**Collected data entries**
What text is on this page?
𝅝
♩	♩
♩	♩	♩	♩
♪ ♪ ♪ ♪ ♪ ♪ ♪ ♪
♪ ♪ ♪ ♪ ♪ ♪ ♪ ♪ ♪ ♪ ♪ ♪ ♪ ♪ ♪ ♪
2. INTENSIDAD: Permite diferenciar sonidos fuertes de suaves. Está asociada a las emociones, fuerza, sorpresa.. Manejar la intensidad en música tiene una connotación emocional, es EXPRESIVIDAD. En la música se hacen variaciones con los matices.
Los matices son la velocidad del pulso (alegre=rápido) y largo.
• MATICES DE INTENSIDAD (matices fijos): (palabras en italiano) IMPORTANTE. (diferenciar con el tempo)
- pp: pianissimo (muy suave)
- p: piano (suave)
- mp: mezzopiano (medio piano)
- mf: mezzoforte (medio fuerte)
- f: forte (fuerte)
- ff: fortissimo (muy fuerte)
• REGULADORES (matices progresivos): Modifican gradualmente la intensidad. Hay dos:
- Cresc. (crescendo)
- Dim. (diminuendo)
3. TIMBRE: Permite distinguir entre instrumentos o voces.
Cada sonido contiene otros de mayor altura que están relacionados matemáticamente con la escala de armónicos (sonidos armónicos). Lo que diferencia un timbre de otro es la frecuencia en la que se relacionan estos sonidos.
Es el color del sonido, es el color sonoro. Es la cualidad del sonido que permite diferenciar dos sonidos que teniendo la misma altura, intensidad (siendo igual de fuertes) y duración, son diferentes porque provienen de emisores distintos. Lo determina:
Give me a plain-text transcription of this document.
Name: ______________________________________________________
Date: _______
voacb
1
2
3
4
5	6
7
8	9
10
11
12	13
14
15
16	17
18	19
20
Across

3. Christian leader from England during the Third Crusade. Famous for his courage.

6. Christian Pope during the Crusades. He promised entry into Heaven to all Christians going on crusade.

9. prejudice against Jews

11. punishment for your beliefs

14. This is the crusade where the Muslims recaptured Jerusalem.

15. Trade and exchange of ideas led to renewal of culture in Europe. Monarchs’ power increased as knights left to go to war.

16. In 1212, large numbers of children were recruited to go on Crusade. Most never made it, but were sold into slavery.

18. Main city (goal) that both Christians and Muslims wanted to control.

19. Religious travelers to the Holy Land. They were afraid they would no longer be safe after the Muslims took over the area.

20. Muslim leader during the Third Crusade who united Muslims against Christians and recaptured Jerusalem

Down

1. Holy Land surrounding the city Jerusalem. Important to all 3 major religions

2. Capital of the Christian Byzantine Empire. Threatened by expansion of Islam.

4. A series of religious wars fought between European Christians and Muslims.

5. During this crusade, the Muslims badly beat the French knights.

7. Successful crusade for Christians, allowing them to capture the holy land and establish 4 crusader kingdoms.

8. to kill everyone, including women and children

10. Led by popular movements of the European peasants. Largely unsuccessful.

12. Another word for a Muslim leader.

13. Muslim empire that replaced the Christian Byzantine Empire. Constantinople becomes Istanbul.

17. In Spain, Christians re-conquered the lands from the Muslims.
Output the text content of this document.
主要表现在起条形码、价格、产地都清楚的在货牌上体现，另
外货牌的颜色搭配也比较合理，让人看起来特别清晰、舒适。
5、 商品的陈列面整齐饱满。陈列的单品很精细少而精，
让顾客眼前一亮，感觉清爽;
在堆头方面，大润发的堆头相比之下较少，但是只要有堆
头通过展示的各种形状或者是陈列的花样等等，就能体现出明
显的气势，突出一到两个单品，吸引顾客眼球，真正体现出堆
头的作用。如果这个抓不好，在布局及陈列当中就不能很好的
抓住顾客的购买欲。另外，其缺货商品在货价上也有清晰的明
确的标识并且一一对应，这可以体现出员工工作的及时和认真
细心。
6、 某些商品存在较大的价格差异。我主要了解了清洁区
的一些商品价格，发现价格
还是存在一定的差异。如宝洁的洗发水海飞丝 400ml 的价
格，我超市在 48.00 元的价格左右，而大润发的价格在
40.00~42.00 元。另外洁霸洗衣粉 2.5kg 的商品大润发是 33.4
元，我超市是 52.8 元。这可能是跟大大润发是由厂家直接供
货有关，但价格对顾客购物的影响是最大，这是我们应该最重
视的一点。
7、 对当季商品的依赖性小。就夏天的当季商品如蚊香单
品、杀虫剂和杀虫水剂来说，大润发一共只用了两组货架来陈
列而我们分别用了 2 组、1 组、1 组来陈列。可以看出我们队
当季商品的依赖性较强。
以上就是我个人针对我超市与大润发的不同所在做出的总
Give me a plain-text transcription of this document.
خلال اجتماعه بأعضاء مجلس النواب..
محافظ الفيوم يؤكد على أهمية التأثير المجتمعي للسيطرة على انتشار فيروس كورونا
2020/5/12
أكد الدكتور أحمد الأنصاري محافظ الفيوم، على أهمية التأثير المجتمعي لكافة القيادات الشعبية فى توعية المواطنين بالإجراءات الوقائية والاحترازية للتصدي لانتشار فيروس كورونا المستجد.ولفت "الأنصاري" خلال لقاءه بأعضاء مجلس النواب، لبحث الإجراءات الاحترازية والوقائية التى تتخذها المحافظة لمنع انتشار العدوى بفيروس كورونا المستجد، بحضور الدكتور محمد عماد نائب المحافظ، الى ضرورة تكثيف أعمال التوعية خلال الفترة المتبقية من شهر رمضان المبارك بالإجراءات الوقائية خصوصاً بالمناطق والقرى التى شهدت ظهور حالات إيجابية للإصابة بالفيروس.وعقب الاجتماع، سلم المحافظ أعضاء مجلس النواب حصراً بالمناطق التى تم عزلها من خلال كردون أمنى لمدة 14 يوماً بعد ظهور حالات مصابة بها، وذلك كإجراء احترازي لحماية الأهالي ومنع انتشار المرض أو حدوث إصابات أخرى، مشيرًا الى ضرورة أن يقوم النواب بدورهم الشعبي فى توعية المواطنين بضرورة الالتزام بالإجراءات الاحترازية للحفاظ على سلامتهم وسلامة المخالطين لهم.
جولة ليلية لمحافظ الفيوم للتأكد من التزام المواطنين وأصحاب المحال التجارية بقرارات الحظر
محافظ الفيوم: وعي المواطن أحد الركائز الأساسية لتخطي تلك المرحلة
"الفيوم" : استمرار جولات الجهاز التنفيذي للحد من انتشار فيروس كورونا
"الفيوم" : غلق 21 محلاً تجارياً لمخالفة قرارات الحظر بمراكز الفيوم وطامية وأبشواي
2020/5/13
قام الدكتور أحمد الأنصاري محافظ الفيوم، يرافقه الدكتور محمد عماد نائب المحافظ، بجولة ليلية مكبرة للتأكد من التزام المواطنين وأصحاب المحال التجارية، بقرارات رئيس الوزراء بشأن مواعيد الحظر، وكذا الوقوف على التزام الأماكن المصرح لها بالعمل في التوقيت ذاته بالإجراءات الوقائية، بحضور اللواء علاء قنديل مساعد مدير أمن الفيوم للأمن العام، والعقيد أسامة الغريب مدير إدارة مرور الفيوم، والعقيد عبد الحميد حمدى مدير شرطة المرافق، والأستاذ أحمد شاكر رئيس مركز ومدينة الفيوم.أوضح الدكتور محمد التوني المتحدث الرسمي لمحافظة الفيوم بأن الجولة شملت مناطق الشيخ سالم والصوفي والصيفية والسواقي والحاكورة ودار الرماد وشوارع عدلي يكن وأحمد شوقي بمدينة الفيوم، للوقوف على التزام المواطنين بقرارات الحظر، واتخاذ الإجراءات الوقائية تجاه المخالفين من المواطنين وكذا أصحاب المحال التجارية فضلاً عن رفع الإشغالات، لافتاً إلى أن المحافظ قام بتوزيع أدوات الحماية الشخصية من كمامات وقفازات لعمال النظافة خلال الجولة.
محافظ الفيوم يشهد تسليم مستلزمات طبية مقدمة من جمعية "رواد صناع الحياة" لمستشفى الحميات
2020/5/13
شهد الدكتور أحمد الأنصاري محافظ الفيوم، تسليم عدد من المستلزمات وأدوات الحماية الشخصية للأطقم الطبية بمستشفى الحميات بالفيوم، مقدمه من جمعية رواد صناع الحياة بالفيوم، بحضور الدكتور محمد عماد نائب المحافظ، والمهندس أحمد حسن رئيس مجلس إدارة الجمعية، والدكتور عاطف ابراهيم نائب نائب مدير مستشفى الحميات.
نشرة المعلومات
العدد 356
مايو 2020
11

**REQUEST**
Search the data above for the word "ليلية", then gather each line in which it appears.

**ANSWER FOR THE TASK**
جولة ليلية لمحافظ الفيوم للتأكد من التزام المواطنين وأصحاب المحال التجارية بقرارات الحظر
قام الدكتور أحمد الأنصاري محافظ الفيوم، يرافقه الدكتور محمد عماد نائب المحافظ، بجولة ليلية مكبرة للتأكد من التزام المواطنين وأصحاب المحال التجارية، بقرارات رئيس الوزراء بشأن مواعيد الحظر، وكذا الوقوف على التزام الأماكن المصرح لها بالعمل في التوقيت ذاته بالإجراءات الوقائية، بحضور اللواء علاء قنديل مساعد مدير أمن الفيوم للأمن العام، والعقيد أسامة الغريب مدير إدارة مرور الفيوم، والعقيد عبد الحميد حمدى مدير شرطة المرافق، والأستاذ أحمد شاكر رئيس مركز ومدينة الفيوم.أوضح الدكتور محمد التوني المتحدث الرسمي لمحافظة الفيوم بأن الجولة شملت مناطق الشيخ سالم والصوفي والصيفية والسواقي والحاكورة ودار الرماد وشوارع عدلي يكن وأحمد شوقي بمدينة الفيوم، للوقوف على التزام المواطنين بقرارات الحظر، واتخاذ الإجراءات الوقائية تجاه المخالفين من المواطنين وكذا أصحاب المحال التجارية فضلاً عن رفع الإشغالات، لافتاً إلى أن المحافظ قام بتوزيع أدوات الحماية الشخصية من كمامات وقفازات لعمال النظافة خلال الجولة.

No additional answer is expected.